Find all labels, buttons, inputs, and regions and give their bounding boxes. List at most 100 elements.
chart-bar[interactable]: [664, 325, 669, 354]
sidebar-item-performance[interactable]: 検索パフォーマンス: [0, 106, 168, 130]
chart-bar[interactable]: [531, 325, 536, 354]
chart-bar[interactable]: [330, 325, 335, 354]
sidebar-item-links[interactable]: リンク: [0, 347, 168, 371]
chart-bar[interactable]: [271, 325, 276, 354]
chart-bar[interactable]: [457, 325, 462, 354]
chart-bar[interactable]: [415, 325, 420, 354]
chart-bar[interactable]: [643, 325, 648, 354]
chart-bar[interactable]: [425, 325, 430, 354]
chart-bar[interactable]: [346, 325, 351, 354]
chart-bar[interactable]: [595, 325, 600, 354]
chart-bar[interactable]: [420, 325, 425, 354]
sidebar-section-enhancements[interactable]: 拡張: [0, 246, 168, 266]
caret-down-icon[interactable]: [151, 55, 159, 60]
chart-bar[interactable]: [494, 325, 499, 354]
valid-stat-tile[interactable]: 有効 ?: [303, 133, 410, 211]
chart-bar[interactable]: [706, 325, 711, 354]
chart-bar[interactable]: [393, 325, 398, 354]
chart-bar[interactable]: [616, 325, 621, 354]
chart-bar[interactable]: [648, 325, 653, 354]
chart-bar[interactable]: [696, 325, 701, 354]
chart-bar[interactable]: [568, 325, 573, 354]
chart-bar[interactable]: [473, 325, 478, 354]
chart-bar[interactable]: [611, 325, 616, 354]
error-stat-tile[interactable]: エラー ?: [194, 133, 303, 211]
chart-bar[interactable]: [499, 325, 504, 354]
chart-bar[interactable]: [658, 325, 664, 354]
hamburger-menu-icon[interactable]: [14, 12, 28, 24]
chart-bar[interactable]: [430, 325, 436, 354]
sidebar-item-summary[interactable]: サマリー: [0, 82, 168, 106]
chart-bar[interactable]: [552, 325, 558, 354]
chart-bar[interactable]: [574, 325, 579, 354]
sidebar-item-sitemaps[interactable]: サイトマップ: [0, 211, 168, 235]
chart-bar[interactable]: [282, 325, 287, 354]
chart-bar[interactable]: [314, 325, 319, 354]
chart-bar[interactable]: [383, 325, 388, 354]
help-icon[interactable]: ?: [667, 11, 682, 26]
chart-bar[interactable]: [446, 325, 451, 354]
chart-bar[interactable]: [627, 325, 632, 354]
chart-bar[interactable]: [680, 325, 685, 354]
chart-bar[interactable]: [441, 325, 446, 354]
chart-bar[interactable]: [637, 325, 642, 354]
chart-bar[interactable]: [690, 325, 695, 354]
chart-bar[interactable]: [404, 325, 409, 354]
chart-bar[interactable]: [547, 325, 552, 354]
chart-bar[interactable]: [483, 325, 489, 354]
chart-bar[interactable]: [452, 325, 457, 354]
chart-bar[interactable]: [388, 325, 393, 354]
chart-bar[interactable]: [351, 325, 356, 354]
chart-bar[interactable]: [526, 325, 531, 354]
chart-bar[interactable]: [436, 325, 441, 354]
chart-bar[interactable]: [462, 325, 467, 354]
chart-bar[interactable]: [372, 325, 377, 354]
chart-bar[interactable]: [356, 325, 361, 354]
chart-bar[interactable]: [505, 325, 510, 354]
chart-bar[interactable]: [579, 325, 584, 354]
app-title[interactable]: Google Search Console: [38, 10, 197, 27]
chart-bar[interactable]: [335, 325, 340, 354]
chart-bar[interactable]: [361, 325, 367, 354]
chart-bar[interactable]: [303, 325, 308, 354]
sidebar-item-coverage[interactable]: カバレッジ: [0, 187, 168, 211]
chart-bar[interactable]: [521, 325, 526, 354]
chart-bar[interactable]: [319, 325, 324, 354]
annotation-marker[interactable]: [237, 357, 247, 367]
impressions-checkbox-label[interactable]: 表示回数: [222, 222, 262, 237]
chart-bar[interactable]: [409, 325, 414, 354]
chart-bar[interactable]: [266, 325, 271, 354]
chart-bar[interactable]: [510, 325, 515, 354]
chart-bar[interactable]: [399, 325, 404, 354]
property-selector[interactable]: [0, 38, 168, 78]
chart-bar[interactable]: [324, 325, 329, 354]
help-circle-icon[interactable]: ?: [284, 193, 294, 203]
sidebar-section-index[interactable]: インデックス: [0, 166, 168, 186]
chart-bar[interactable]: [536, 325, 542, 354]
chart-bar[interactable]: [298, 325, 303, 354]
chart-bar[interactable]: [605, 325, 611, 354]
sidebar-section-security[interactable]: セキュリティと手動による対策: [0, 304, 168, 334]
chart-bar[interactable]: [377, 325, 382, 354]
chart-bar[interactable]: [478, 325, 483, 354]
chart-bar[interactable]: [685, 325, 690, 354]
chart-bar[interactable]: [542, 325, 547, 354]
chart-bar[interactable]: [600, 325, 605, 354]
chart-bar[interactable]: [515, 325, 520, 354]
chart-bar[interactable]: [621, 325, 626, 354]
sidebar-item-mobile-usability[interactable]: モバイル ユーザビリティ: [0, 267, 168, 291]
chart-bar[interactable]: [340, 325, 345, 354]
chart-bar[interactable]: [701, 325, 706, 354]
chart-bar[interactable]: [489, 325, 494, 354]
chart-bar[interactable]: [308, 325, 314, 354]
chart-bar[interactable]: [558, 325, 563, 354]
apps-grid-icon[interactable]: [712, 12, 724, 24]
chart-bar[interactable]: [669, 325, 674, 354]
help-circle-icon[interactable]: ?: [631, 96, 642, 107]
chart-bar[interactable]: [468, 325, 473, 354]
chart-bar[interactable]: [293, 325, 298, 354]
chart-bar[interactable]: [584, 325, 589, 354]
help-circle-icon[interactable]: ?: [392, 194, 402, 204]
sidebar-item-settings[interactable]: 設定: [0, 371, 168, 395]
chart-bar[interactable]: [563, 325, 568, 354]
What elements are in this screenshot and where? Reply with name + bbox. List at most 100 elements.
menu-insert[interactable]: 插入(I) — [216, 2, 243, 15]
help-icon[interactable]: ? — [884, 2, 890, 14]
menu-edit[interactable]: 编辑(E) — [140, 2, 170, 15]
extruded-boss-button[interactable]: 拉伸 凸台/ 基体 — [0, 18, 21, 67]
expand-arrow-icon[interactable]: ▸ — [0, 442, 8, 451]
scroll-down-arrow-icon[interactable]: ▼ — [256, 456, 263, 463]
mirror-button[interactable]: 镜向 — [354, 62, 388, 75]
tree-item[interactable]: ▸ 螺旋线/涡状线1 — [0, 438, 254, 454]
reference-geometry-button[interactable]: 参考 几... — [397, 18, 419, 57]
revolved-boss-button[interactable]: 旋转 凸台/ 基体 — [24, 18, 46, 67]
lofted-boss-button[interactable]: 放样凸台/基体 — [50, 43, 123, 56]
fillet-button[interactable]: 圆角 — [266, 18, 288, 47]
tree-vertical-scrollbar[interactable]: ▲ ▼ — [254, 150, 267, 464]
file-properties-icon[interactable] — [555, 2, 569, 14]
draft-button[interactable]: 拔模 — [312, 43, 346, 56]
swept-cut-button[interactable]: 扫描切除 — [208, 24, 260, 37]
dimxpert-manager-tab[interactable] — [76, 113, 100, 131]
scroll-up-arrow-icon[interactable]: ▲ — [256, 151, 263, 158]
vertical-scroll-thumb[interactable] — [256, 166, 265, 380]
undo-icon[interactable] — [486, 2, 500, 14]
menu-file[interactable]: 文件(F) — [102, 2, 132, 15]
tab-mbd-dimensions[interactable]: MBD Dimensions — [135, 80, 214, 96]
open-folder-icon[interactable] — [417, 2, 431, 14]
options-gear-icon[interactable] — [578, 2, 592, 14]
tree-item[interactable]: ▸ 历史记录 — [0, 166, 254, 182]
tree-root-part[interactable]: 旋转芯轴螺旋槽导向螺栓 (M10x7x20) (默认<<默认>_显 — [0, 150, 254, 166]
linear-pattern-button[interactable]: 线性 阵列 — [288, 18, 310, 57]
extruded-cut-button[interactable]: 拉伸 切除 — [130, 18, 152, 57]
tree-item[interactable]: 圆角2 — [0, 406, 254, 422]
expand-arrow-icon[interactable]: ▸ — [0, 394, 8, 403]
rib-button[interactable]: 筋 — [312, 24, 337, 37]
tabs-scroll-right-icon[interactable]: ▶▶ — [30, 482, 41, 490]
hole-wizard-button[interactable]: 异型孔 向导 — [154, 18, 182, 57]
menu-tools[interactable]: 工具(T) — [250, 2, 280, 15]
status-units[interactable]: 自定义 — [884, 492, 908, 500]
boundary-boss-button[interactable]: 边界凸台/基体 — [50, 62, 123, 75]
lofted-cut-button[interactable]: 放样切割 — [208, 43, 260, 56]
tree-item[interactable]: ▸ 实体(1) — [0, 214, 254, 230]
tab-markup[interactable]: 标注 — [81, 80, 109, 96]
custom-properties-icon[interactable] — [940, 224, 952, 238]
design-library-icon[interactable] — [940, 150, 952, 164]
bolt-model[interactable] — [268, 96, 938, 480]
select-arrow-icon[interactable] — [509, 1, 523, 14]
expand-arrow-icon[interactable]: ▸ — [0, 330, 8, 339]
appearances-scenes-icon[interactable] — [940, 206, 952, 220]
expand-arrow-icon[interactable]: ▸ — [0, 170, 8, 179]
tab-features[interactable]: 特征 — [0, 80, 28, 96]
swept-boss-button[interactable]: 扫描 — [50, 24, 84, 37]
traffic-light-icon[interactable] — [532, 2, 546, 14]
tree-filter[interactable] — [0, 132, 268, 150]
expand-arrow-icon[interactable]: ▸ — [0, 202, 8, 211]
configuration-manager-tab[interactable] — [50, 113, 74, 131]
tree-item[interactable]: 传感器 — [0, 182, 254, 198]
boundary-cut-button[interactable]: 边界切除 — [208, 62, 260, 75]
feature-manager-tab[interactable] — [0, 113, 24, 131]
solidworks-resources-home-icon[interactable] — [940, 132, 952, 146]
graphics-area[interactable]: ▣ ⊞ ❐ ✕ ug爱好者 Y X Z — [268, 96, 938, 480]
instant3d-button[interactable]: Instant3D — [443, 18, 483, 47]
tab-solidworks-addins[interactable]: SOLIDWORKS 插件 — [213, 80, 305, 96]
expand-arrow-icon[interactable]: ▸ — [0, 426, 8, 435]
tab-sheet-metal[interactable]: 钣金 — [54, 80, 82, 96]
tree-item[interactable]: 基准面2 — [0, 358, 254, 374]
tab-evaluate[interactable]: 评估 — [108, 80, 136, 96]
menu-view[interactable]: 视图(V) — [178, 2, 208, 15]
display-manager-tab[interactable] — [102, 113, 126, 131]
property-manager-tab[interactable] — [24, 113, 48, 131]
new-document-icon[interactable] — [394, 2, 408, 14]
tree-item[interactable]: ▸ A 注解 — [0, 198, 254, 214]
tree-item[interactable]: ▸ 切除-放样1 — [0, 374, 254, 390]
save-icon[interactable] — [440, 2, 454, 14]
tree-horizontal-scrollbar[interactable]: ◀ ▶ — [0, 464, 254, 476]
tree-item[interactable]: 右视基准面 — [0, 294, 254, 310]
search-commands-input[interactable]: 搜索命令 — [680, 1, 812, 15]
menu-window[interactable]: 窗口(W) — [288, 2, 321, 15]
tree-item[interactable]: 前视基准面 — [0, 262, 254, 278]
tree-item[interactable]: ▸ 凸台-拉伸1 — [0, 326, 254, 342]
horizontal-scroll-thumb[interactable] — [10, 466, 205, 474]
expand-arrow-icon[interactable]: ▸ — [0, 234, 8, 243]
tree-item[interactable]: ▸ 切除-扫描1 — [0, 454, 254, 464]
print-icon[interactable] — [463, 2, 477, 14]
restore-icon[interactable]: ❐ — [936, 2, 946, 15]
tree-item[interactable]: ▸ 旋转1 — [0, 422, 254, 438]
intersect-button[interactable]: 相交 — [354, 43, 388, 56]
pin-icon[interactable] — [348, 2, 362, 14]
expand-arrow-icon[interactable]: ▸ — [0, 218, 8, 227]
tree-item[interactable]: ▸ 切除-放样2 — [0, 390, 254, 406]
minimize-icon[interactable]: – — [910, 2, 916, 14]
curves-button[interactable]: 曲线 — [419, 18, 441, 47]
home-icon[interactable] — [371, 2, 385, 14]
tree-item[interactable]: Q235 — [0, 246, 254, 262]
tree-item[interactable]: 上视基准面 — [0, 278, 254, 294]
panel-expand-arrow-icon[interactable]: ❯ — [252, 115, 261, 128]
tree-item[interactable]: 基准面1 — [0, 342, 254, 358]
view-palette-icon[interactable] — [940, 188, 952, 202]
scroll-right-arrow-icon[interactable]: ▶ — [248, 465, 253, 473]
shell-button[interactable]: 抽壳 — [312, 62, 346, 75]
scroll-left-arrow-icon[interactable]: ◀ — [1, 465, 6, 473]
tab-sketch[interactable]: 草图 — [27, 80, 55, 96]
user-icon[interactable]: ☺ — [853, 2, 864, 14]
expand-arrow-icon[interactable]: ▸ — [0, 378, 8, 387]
____
▶ **Set exercise**: Gather every line of the material above that contains the word "most", matching case exactly.

▶ **Result for this task**:
Find all labels, buttons, inputs, and regions and give their bounding boxes. List at most 100 elements.
What elements are in this screenshot and where? Reply with name + bbox. List at most 100 elements.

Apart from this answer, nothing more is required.